__Exercise directions__: Collect each line of the records containing the string "near".

:: Task data

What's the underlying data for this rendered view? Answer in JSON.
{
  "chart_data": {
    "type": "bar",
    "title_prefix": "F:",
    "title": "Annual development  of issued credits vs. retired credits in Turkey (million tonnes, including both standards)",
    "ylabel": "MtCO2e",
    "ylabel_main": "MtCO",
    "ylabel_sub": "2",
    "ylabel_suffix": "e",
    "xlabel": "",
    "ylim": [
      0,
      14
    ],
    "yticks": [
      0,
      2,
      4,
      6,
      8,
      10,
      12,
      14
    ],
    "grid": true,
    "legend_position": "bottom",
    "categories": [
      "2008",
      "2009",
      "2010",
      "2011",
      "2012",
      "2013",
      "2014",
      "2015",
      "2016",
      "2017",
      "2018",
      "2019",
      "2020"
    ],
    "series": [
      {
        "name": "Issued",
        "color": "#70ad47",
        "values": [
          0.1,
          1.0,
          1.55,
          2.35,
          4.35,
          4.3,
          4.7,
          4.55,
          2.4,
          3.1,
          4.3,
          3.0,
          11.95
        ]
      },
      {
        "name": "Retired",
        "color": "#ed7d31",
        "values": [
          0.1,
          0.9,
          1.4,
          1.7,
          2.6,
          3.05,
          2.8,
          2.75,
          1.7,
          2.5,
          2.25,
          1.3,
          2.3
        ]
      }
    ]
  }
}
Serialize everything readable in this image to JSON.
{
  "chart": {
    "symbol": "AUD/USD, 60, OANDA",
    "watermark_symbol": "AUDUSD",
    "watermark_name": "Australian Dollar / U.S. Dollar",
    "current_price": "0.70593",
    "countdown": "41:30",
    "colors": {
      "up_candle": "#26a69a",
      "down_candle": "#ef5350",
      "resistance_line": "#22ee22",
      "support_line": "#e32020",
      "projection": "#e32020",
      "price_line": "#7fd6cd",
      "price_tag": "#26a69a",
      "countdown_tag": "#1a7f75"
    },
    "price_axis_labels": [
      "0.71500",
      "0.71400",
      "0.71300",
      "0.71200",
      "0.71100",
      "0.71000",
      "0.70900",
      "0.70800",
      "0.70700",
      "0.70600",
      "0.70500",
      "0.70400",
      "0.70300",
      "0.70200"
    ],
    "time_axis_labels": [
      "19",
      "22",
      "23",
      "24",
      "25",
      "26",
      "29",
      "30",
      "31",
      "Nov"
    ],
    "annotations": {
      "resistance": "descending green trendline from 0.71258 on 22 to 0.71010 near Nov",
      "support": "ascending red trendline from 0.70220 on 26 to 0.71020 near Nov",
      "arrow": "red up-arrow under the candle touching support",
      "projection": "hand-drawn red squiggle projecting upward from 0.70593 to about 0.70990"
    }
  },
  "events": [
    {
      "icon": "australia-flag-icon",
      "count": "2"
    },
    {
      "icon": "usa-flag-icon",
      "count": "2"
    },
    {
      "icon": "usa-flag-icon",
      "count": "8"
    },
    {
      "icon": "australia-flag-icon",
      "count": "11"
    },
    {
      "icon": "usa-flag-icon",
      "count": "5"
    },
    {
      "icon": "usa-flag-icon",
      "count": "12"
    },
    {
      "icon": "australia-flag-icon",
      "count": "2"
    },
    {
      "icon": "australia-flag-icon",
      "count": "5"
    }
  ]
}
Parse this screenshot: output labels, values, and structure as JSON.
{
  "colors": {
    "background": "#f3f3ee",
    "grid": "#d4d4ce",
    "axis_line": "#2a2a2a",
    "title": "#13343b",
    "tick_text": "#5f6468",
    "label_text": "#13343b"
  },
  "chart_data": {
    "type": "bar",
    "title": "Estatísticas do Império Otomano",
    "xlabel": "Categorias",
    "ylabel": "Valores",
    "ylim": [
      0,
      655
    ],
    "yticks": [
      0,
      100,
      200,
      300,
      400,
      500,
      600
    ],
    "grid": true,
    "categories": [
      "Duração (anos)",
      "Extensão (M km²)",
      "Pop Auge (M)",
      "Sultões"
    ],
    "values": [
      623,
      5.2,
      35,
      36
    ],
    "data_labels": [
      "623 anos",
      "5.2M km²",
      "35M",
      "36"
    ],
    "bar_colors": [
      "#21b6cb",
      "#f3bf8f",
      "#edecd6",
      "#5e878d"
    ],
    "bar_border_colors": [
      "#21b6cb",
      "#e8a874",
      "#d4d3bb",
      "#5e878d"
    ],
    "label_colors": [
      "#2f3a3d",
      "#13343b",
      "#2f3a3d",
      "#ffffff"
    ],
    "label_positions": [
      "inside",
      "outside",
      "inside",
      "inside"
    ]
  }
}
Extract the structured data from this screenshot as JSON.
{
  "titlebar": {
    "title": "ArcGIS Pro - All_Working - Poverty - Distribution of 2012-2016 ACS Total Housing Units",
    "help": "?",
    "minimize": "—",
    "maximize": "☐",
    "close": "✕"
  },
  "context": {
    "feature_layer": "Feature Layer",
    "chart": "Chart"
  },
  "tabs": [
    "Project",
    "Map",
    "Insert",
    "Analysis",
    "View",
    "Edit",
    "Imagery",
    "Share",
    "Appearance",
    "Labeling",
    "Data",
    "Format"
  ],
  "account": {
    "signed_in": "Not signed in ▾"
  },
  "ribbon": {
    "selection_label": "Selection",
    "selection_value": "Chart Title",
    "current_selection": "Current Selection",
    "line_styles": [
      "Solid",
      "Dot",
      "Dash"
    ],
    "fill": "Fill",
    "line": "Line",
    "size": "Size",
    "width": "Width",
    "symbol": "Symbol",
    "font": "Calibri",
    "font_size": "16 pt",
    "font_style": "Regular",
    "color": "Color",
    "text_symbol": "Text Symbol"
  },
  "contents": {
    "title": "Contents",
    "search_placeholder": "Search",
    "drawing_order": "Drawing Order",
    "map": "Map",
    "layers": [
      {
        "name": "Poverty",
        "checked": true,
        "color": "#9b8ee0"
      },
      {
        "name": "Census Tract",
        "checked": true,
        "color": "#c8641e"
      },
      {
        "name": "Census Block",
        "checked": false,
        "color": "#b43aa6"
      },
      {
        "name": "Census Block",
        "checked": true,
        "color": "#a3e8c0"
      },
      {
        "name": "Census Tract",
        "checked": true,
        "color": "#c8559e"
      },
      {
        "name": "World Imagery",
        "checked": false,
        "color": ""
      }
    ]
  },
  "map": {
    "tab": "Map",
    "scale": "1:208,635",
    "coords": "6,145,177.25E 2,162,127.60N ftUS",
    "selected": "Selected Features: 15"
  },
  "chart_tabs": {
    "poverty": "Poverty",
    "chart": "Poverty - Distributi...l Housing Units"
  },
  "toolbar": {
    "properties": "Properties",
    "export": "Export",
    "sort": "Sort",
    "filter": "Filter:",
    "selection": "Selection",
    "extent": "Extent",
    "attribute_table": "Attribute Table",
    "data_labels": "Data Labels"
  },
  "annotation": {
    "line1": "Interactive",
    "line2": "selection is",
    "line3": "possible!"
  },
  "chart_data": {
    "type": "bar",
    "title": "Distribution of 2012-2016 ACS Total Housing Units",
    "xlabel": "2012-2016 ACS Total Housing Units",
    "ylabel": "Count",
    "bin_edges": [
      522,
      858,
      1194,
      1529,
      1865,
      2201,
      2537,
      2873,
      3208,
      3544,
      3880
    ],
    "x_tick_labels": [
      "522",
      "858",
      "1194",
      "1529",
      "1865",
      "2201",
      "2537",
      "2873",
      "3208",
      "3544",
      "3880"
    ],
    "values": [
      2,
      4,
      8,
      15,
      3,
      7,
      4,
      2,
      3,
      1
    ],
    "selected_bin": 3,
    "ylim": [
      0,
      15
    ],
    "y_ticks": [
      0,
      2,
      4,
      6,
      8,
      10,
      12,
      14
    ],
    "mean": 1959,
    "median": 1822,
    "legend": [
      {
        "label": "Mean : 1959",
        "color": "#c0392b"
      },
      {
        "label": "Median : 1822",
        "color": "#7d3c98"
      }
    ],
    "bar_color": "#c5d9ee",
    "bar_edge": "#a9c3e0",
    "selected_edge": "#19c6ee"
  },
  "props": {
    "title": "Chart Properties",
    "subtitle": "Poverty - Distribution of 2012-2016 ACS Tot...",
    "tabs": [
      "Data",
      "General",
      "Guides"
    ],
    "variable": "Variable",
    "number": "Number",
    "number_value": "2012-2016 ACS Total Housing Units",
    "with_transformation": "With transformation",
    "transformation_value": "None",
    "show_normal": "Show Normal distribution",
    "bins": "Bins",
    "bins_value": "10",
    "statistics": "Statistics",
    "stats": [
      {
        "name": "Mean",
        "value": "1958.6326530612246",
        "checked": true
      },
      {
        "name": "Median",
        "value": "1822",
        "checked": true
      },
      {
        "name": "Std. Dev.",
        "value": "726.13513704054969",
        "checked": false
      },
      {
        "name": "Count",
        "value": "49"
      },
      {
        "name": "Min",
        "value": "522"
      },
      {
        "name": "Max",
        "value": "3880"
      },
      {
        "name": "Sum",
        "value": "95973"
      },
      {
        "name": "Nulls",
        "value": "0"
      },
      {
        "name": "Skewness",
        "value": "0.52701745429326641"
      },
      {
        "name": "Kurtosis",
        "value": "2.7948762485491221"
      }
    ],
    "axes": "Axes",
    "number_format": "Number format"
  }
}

::::

__The output__:
      "resistance": "descending green trendline from 0.71258 on 22 to 0.71010 near Nov",
      "support": "ascending red trendline from 0.70220 on 26 to 0.71020 near Nov",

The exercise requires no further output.